**TASK REQUIREMENTS**
Select, from the data, each line where "document" occurs.

**PROVIDED MATERIAL**
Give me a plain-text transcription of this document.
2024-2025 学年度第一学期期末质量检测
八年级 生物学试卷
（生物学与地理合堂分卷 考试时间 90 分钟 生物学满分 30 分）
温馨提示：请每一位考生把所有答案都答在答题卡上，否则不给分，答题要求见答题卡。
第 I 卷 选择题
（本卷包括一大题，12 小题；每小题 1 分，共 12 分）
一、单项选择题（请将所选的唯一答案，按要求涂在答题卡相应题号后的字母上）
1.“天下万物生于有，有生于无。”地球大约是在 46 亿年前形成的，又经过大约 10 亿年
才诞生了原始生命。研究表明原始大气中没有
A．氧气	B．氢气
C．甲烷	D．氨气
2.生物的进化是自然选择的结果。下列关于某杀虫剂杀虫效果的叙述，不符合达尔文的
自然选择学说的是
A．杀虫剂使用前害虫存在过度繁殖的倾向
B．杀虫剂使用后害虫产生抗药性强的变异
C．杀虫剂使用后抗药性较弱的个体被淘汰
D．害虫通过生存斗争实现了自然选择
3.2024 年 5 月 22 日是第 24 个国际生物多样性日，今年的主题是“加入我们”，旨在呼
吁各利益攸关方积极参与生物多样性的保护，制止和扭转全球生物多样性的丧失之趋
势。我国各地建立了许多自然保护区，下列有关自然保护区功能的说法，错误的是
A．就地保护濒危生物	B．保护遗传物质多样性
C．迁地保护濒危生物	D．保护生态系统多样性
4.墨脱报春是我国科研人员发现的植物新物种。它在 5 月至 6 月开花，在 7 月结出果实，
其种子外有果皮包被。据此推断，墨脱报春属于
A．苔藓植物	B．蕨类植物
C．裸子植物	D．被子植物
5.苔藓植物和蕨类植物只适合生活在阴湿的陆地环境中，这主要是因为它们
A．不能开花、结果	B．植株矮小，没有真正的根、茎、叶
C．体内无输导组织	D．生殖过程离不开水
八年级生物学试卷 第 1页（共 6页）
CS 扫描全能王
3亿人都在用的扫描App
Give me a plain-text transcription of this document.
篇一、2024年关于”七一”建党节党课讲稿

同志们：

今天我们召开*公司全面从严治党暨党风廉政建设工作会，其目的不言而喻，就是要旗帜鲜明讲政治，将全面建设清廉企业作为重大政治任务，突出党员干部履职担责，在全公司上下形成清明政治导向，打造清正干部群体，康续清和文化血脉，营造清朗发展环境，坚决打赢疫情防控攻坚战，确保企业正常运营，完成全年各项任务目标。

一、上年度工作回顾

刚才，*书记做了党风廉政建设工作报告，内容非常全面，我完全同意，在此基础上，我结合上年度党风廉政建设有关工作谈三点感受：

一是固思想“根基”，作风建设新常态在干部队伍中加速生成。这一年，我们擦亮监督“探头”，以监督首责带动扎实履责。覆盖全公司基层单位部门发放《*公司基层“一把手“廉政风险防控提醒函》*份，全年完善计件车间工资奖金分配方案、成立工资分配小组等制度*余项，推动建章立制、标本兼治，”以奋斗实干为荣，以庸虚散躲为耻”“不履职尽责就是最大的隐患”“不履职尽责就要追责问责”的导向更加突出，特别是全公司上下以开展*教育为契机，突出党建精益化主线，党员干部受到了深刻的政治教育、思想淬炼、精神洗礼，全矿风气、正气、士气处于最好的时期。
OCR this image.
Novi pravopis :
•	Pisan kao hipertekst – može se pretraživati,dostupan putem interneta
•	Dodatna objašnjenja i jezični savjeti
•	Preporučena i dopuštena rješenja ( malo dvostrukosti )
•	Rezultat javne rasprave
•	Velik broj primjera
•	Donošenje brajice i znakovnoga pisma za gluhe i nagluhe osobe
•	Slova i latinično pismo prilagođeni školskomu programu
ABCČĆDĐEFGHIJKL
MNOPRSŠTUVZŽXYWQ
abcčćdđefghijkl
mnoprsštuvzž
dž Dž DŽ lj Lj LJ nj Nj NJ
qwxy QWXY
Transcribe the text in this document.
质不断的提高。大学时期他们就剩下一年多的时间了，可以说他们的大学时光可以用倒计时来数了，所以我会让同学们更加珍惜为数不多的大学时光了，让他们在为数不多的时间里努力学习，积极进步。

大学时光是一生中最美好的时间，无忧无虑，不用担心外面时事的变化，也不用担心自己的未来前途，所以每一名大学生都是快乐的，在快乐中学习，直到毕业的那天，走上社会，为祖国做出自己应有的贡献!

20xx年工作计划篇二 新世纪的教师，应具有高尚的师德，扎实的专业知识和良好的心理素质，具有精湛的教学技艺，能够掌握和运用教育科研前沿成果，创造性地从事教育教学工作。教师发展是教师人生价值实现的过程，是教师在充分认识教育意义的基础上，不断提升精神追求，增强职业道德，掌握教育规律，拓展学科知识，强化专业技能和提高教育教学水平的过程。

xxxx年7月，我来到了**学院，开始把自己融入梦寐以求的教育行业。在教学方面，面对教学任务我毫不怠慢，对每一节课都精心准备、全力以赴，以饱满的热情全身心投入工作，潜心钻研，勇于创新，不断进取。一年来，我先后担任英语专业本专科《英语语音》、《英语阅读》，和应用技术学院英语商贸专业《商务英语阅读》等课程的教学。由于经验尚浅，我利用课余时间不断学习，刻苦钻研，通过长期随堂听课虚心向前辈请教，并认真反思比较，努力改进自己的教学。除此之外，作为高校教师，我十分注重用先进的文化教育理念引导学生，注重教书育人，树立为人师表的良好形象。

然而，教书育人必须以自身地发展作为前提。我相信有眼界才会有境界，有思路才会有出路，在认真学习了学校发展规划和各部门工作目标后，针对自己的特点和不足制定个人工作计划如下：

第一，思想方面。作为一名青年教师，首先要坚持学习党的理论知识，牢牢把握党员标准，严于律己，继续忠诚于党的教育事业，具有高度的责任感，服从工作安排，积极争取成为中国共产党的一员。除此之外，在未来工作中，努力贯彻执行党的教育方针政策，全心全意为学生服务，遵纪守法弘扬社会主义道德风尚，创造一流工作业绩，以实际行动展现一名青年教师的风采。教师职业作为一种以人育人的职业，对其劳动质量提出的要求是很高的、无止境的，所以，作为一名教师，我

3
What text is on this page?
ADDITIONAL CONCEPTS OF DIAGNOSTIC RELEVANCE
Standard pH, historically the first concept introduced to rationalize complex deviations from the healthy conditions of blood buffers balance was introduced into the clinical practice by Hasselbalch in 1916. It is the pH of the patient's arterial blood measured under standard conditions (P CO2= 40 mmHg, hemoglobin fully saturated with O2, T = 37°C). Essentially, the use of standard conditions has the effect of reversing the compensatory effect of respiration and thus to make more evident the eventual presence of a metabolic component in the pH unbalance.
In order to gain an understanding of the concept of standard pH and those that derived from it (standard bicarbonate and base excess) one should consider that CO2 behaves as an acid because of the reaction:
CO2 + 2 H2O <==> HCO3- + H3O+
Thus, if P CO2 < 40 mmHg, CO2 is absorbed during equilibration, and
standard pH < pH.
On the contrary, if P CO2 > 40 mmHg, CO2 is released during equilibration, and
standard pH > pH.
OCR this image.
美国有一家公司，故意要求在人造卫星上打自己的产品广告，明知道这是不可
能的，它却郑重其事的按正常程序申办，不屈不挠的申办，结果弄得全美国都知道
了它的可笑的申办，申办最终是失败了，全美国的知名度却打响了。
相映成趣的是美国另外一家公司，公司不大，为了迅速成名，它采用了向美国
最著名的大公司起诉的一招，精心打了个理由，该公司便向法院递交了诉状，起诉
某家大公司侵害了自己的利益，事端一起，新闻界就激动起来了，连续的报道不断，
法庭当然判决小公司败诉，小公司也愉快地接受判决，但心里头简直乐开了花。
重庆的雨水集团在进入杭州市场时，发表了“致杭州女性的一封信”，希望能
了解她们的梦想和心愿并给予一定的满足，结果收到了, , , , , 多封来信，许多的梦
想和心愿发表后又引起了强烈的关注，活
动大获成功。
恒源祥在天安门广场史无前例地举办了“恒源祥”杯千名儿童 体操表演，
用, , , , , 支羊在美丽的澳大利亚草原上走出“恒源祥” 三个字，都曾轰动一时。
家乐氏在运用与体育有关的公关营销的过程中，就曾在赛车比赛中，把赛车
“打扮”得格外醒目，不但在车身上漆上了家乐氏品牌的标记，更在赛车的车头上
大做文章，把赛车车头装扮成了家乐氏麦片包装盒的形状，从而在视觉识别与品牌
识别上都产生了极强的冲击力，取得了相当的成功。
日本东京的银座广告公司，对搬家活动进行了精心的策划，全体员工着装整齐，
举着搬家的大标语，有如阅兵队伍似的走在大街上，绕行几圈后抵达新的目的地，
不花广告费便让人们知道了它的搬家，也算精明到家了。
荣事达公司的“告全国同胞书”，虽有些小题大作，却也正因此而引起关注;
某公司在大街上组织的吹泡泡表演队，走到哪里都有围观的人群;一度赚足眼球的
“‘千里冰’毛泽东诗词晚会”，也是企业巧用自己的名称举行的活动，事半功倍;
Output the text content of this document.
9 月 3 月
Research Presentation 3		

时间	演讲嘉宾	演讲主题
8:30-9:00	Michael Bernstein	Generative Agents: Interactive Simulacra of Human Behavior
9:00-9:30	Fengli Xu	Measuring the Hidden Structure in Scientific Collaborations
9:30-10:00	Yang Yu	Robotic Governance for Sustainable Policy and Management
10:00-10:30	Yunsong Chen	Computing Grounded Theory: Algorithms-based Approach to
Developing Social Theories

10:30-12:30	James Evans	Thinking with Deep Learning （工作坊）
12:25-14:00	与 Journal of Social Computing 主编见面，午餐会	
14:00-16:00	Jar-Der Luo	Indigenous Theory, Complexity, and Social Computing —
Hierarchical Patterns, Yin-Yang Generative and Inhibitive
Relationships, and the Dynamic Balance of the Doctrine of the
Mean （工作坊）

**FINAL RESULT**
Give me a plain-text transcription of this document.
Give me a plain-text transcription of this document.
Transcribe the text in this document.
Output the text content of this document.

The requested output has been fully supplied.